=== Given data ===
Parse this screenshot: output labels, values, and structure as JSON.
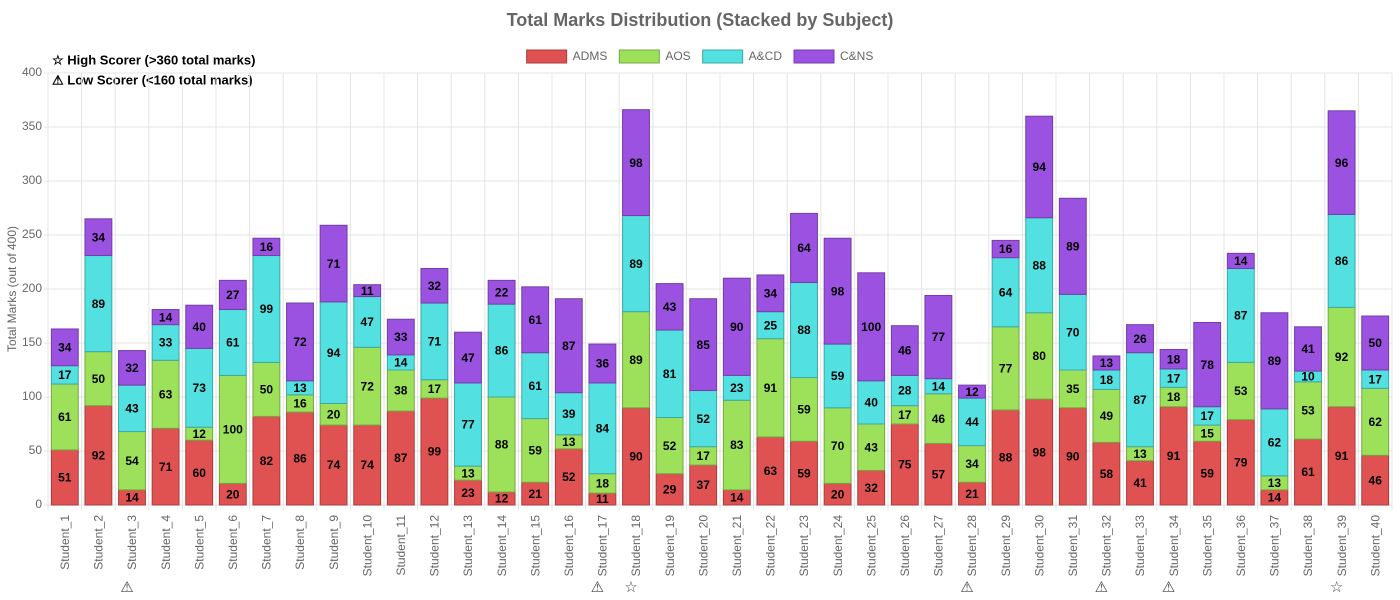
{
  "chart_data": {
    "type": "stacked_bar",
    "title": "Total Marks Distribution (Stacked by Subject)",
    "y_label": "Total Marks (out of 400)",
    "notes": [
      "☆ High Scorer (>360 total marks)",
      "⚠ Low Scorer (<160 total marks)"
    ],
    "categories": [
      "Student_1",
      "Student_2",
      "Student_3",
      "Student_4",
      "Student_5",
      "Student_6",
      "Student_7",
      "Student_8",
      "Student_9",
      "Student_10",
      "Student_11",
      "Student_12",
      "Student_13",
      "Student_14",
      "Student_15",
      "Student_16",
      "Student_17",
      "Student_18",
      "Student_19",
      "Student_20",
      "Student_21",
      "Student_22",
      "Student_23",
      "Student_24",
      "Student_25",
      "Student_26",
      "Student_27",
      "Student_28",
      "Student_29",
      "Student_30",
      "Student_31",
      "Student_32",
      "Student_33",
      "Student_34",
      "Student_35",
      "Student_36",
      "Student_37",
      "Student_38",
      "Student_39",
      "Student_40"
    ],
    "category_markers": [
      null,
      null,
      "⚠",
      null,
      null,
      null,
      null,
      null,
      null,
      null,
      null,
      null,
      null,
      null,
      null,
      null,
      "⚠",
      "☆",
      null,
      null,
      null,
      null,
      null,
      null,
      null,
      null,
      null,
      "⚠",
      null,
      null,
      null,
      "⚠",
      null,
      "⚠",
      null,
      null,
      null,
      null,
      "☆",
      null
    ],
    "series": [
      {
        "name": "ADMS",
        "color": "#e05252",
        "values": [
          51,
          92,
          14,
          71,
          60,
          20,
          82,
          86,
          74,
          74,
          87,
          99,
          23,
          12,
          21,
          52,
          11,
          90,
          29,
          37,
          14,
          63,
          59,
          20,
          32,
          75,
          57,
          21,
          88,
          98,
          90,
          58,
          41,
          91,
          59,
          79,
          14,
          61,
          91,
          46
        ]
      },
      {
        "name": "AOS",
        "color": "#9de05a",
        "values": [
          61,
          50,
          54,
          63,
          12,
          100,
          50,
          16,
          20,
          72,
          38,
          17,
          13,
          88,
          59,
          13,
          18,
          89,
          52,
          17,
          83,
          91,
          59,
          70,
          43,
          17,
          46,
          34,
          77,
          80,
          35,
          49,
          13,
          18,
          15,
          53,
          13,
          53,
          92,
          62
        ]
      },
      {
        "name": "A&CD",
        "color": "#52e0e0",
        "values": [
          17,
          89,
          43,
          33,
          73,
          61,
          99,
          13,
          94,
          47,
          14,
          71,
          77,
          86,
          61,
          39,
          84,
          89,
          81,
          52,
          23,
          25,
          88,
          59,
          40,
          28,
          14,
          44,
          64,
          88,
          70,
          18,
          87,
          17,
          17,
          87,
          62,
          10,
          86,
          17
        ]
      },
      {
        "name": "C&NS",
        "color": "#9b52e0",
        "values": [
          34,
          34,
          32,
          14,
          40,
          27,
          16,
          72,
          71,
          11,
          33,
          32,
          47,
          22,
          61,
          87,
          36,
          98,
          43,
          85,
          90,
          34,
          64,
          98,
          100,
          46,
          77,
          12,
          16,
          94,
          89,
          13,
          26,
          18,
          78,
          14,
          89,
          41,
          96,
          50
        ]
      }
    ],
    "ylim": [
      0,
      400
    ],
    "yticks": [
      0,
      50,
      100,
      150,
      200,
      250,
      300,
      350,
      400
    ],
    "grid": true
  }
}
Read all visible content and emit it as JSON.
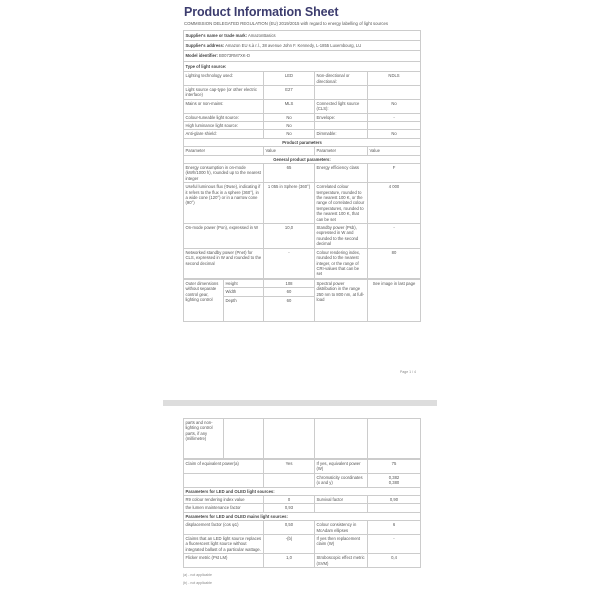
{
  "title": "Product Information Sheet",
  "regulation": "COMMISSION DELEGATED REGULATION (EU) 2019/2015 with regard to energy labelling of light sources",
  "supplier_name": {
    "label": "Supplier's name or trade mark:",
    "value": "AmazonBasics"
  },
  "supplier_address": {
    "label": "Supplier's address:",
    "value": "Amazon EU s.à r.l., 38 avenue John F. Kennedy, L-1855 Luxembourg, LU"
  },
  "model": {
    "label": "Model identifier:",
    "value": "B0073RM7XK-D"
  },
  "type_label": "Type of light source:",
  "type_rows": [
    [
      "Lighting technology used:",
      "LED",
      "Non-directional or directional:",
      "NDLS"
    ],
    [
      "Light source cap-type (or other electric interface)",
      "E27",
      "",
      ""
    ],
    [
      "Mains or non-mains:",
      "MLS",
      "Connected light source (CLS):",
      "No"
    ],
    [
      "Colour-tuneable light source:",
      "No",
      "Envelope:",
      "-"
    ],
    [
      "High luminance light source:",
      "No",
      "",
      ""
    ],
    [
      "Anti-glare shield:",
      "No",
      "Dimmable:",
      "No"
    ]
  ],
  "product_parameters": "Product parameters",
  "headers": [
    "Parameter",
    "Value",
    "Parameter",
    "Value"
  ],
  "general": "General product parameters:",
  "general_rows": [
    [
      "Energy consumption in on-mode (kWh/1000 h), rounded up to the nearest integer",
      "65",
      "Energy efficiency class",
      "F"
    ],
    [
      "Useful luminous flux (Φuse), indicating if it refers to the flux in a sphere (360°), in a wide cone (120°) or in a narrow cone (90°)",
      "1 055 in Sphere (360°)",
      "Correlated colour temperature, rounded to the nearest 100 K, or the range of correlated colour temperatures, rounded to the nearest 100 K, that can be set",
      "4 000"
    ],
    [
      "On-mode power (Pon), expressed in W",
      "10,0",
      "Standby power (Psb), expressed in W and rounded to the second decimal",
      "-"
    ],
    [
      "Networked standby power (Pnet) for CLS, expressed in W and rounded to the second decimal",
      "-",
      "Colour rendering index, rounded to the nearest integer, or the range of CRI-values that can be set",
      "80"
    ]
  ],
  "outer": {
    "label": "Outer dimensions without separate control gear, lighting control",
    "label_cont": "parts and non-lighting control parts, if any (millimetre)",
    "dims": [
      [
        "Height",
        "108"
      ],
      [
        "Width",
        "60"
      ],
      [
        "Depth",
        "60"
      ]
    ],
    "param": "Spectral power distribution in the range 250 nm to 800 nm, at full-load",
    "value": "See image in last page"
  },
  "page_number": "Page 1 / 4",
  "page2_rows": [
    [
      "Claim of equivalent power(a)",
      "Yes",
      "If yes, equivalent power (W)",
      "75"
    ],
    [
      "",
      "",
      "Chromaticity coordinates (x and y)",
      "0,382\n0,380"
    ]
  ],
  "led_section": "Parameters for LED and OLED light sources:",
  "led_rows": [
    [
      "R9 colour rendering index value",
      "0",
      "Survival factor",
      "0,90"
    ],
    [
      "the lumen maintenance factor",
      "0,93",
      "",
      ""
    ]
  ],
  "mains_section": "Parameters for LED and OLED mains light sources:",
  "mains_rows": [
    [
      "displacement factor (cos φ1)",
      "0,50",
      "Colour consistency in McAdam ellipses",
      "6"
    ],
    [
      "Claims that an LED light source replaces a fluorescent light source without integrated ballast of a particular wattage.",
      "-(b)",
      "If yes then replacement claim (W)",
      "-"
    ],
    [
      "Flicker metric (Pst LM)",
      "1,0",
      "Stroboscopic effect metric (SVM)",
      "0,4"
    ]
  ],
  "footnotes": [
    "(a) - not applicable",
    "(b) - not applicable"
  ]
}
===
• [What you will do]:
Reproduce the material word for word, minus the images.

• [Response to this exercise]:
Parse this screenshot: output labels, values, and structure as JSON.
{
  "chart_data": {
    "type": "stacked_bar",
    "title": "Total Marks Distribution (Stacked by Subject)",
    "y_label": "Total Marks (out of 400)",
    "notes": [
      "☆ High Scorer (>360 total marks)",
      "⚠ Low Scorer (<160 total marks)"
    ],
    "categories": [
      "Student_1",
      "Student_2",
      "Student_3",
      "Student_4",
      "Student_5",
      "Student_6",
      "Student_7",
      "Student_8",
      "Student_9",
      "Student_10",
      "Student_11",
      "Student_12",
      "Student_13",
      "Student_14",
      "Student_15",
      "Student_16",
      "Student_17",
      "Student_18",
      "Student_19",
      "Student_20",
      "Student_21",
      "Student_22",
      "Student_23",
      "Student_24",
      "Student_25",
      "Student_26",
      "Student_27",
      "Student_28",
      "Student_29",
      "Student_30",
      "Student_31",
      "Student_32",
      "Student_33",
      "Student_34",
      "Student_35",
      "Student_36",
      "Student_37",
      "Student_38",
      "Student_39",
      "Student_40"
    ],
    "category_markers": [
      null,
      null,
      "⚠",
      null,
      null,
      null,
      null,
      null,
      null,
      null,
      null,
      null,
      null,
      null,
      null,
      null,
      "⚠",
      "☆",
      null,
      null,
      null,
      null,
      null,
      null,
      null,
      null,
      null,
      "⚠",
      null,
      null,
      null,
      "⚠",
      null,
      "⚠",
      null,
      null,
      null,
      null,
      "☆",
      null
    ],
    "series": [
      {
        "name": "ADMS",
        "color": "#e05252",
        "values": [
          51,
          92,
          14,
          71,
          60,
          20,
          82,
          86,
          74,
          74,
          87,
          99,
          23,
          12,
          21,
          52,
          11,
          90,
          29,
          37,
          14,
          63,
          59,
          20,
          32,
          75,
          57,
          21,
          88,
          98,
          90,
          58,
          41,
          91,
          59,
          79,
          14,
          61,
          91,
          46
        ]
      },
      {
        "name": "AOS",
        "color": "#9de05a",
        "values": [
          61,
          50,
          54,
          63,
          12,
          100,
          50,
          16,
          20,
          72,
          38,
          17,
          13,
          88,
          59,
          13,
          18,
          89,
          52,
          17,
          83,
          91,
          59,
          70,
          43,
          17,
          46,
          34,
          77,
          80,
          35,
          49,
          13,
          18,
          15,
          53,
          13,
          53,
          92,
          62
        ]
      },
      {
        "name": "A&CD",
        "color": "#52e0e0",
        "values": [
          17,
          89,
          43,
          33,
          73,
          61,
          99,
          13,
          94,
          47,
          14,
          71,
          77,
          86,
          61,
          39,
          84,
          89,
          81,
          52,
          23,
          25,
          88,
          59,
          40,
          28,
          14,
          44,
          64,
          88,
          70,
          18,
          87,
          17,
          17,
          87,
          62,
          10,
          86,
          17
        ]
      },
      {
        "name": "C&NS",
        "color": "#9b52e0",
        "values": [
          34,
          34,
          32,
          14,
          40,
          27,
          16,
          72,
          71,
          11,
          33,
          32,
          47,
          22,
          61,
          87,
          36,
          98,
          43,
          85,
          90,
          34,
          64,
          98,
          100,
          46,
          77,
          12,
          16,
          94,
          89,
          13,
          26,
          18,
          78,
          14,
          89,
          41,
          96,
          50
        ]
      }
    ],
    "ylim": [
      0,
      400
    ],
    "yticks": [
      0,
      50,
      100,
      150,
      200,
      250,
      300,
      350,
      400
    ],
    "grid": true
  }
}
Read all visible content and emit it as JSON.
{
  "title": "Product Information Sheet",
  "regulation": "COMMISSION DELEGATED REGULATION (EU) 2019/2015 with regard to energy labelling of light sources",
  "supplier_name": {
    "label": "Supplier's name or trade mark:",
    "value": "AmazonBasics"
  },
  "supplier_address": {
    "label": "Supplier's address:",
    "value": "Amazon EU s.à r.l., 38 avenue John F. Kennedy, L-1855 Luxembourg, LU"
  },
  "model": {
    "label": "Model identifier:",
    "value": "B0073RM7XK-D"
  },
  "type_label": "Type of light source:",
  "type_rows": [
    [
      "Lighting technology used:",
      "LED",
      "Non-directional or directional:",
      "NDLS"
    ],
    [
      "Light source cap-type (or other electric interface)",
      "E27",
      "",
      ""
    ],
    [
      "Mains or non-mains:",
      "MLS",
      "Connected light source (CLS):",
      "No"
    ],
    [
      "Colour-tuneable light source:",
      "No",
      "Envelope:",
      "-"
    ],
    [
      "High luminance light source:",
      "No",
      "",
      ""
    ],
    [
      "Anti-glare shield:",
      "No",
      "Dimmable:",
      "No"
    ]
  ],
  "product_parameters": "Product parameters",
  "headers": [
    "Parameter",
    "Value",
    "Parameter",
    "Value"
  ],
  "general": "General product parameters:",
  "general_rows": [
    [
      "Energy consumption in on-mode (kWh/1000 h), rounded up to the nearest integer",
      "65",
      "Energy efficiency class",
      "F"
    ],
    [
      "Useful luminous flux (Φuse), indicating if it refers to the flux in a sphere (360°), in a wide cone (120°) or in a narrow cone (90°)",
      "1 055 in Sphere (360°)",
      "Correlated colour temperature, rounded to the nearest 100 K, or the range of correlated colour temperatures, rounded to the nearest 100 K, that can be set",
      "4 000"
    ],
    [
      "On-mode power (Pon), expressed in W",
      "10,0",
      "Standby power (Psb), expressed in W and rounded to the second decimal",
      "-"
    ],
    [
      "Networked standby power (Pnet) for CLS, expressed in W and rounded to the second decimal",
      "-",
      "Colour rendering index, rounded to the nearest integer, or the range of CRI-values that can be set",
      "80"
    ]
  ],
  "outer": {
    "label": "Outer dimensions without separate control gear, lighting control",
    "label_cont": "parts and non-lighting control parts, if any (millimetre)",
    "dims": [
      [
        "Height",
        "108"
      ],
      [
        "Width",
        "60"
      ],
      [
        "Depth",
        "60"
      ]
    ],
    "param": "Spectral power distribution in the range 250 nm to 800 nm, at full-load",
    "value": "See image in last page"
  },
  "page_number": "Page 1 / 4",
  "page2_rows": [
    [
      "Claim of equivalent power(a)",
      "Yes",
      "If yes, equivalent power (W)",
      "75"
    ],
    [
      "",
      "",
      "Chromaticity coordinates (x and y)",
      "0,382\n0,380"
    ]
  ],
  "led_section": "Parameters for LED and OLED light sources:",
  "led_rows": [
    [
      "R9 colour rendering index value",
      "0",
      "Survival factor",
      "0,90"
    ],
    [
      "the lumen maintenance factor",
      "0,93",
      "",
      ""
    ]
  ],
  "mains_section": "Parameters for LED and OLED mains light sources:",
  "mains_rows": [
    [
      "displacement factor (cos φ1)",
      "0,50",
      "Colour consistency in McAdam ellipses",
      "6"
    ],
    [
      "Claims that an LED light source replaces a fluorescent light source without integrated ballast of a particular wattage.",
      "-(b)",
      "If yes then replacement claim (W)",
      "-"
    ],
    [
      "Flicker metric (Pst LM)",
      "1,0",
      "Stroboscopic effect metric (SVM)",
      "0,4"
    ]
  ],
  "footnotes": [
    "(a) - not applicable",
    "(b) - not applicable"
  ]
}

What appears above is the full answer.